▶ **Brief**: Transcribe the entries exactly; images are not part of the copy.

########

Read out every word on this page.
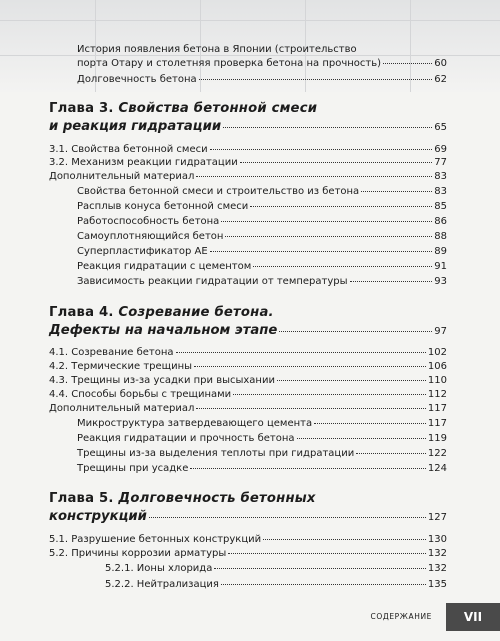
История появления бетона в Японии (строительство
порта Отару и столетняя проверка бетона на прочность)	60
Долговечность бетона	62
Глава 3. Свойства бетонной смеси
и реакция гидратации	65
3.1. Свойства бетонной смеси	69
3.2. Механизм реакции гидратации	77
Дополнительный материал	83
Свойства бетонной смеси и строительство из бетона	83
Расплыв конуса бетонной смеси	85
Работоспособность бетона	86
Самоуплотняющийся бетон	88
Суперпластификатор AE	89
Реакция гидратации с цементом	91
Зависимость реакции гидратации от температуры	93
Глава 4. Созревание бетона.
Дефекты на начальном этапе	97
4.1. Созревание бетона	102
4.2. Термические трещины	106
4.3. Трещины из-за усадки при высыхании	110
4.4. Способы борьбы с трещинами	112
Дополнительный материал	117
Микроструктура затвердевающего цемента	117
Реакция гидратации и прочность бетона	119
Трещины из-за выделения теплоты при гидратации	122
Трещины при усадке	124
Глава 5. Долговечность бетонных
конструкций	127
5.1. Разрушение бетонных конструкций	130
5.2. Причины коррозии арматуры	132
5.2.1. Ионы хлорида	132
5.2.2. Нейтрализация	135
СОДЕРЖАНИЕ	VII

########

▶ **Full output**:
Read out every word on this page.
История появления бетона в Японии (строительство
порта Отару и столетняя проверка бетона на прочность)	60
Долговечность бетона	62
Глава 3. Свойства бетонной смеси
и реакция гидратации	65
3.1. Свойства бетонной смеси	69
3.2. Механизм реакции гидратации	77
Дополнительный материал	83
Свойства бетонной смеси и строительство из бетона	83
Расплыв конуса бетонной смеси	85
Работоспособность бетона	86
Самоуплотняющийся бетон	88
Суперпластификатор AE	89
Реакция гидратации с цементом	91
Зависимость реакции гидратации от температуры	93
Глава 4. Созревание бетона.
Дефекты на начальном этапе	97
4.1. Созревание бетона	102
4.2. Термические трещины	106
4.3. Трещины из-за усадки при высыхании	110
4.4. Способы борьбы с трещинами	112
Дополнительный материал	117
Микроструктура затвердевающего цемента	117
Реакция гидратации и прочность бетона	119
Трещины из-за выделения теплоты при гидратации	122
Трещины при усадке	124
Глава 5. Долговечность бетонных
конструкций	127
5.1. Разрушение бетонных конструкций	130
5.2. Причины коррозии арматуры	132
5.2.1. Ионы хлорида	132
5.2.2. Нейтрализация	135
СОДЕРЖАНИЕ	VII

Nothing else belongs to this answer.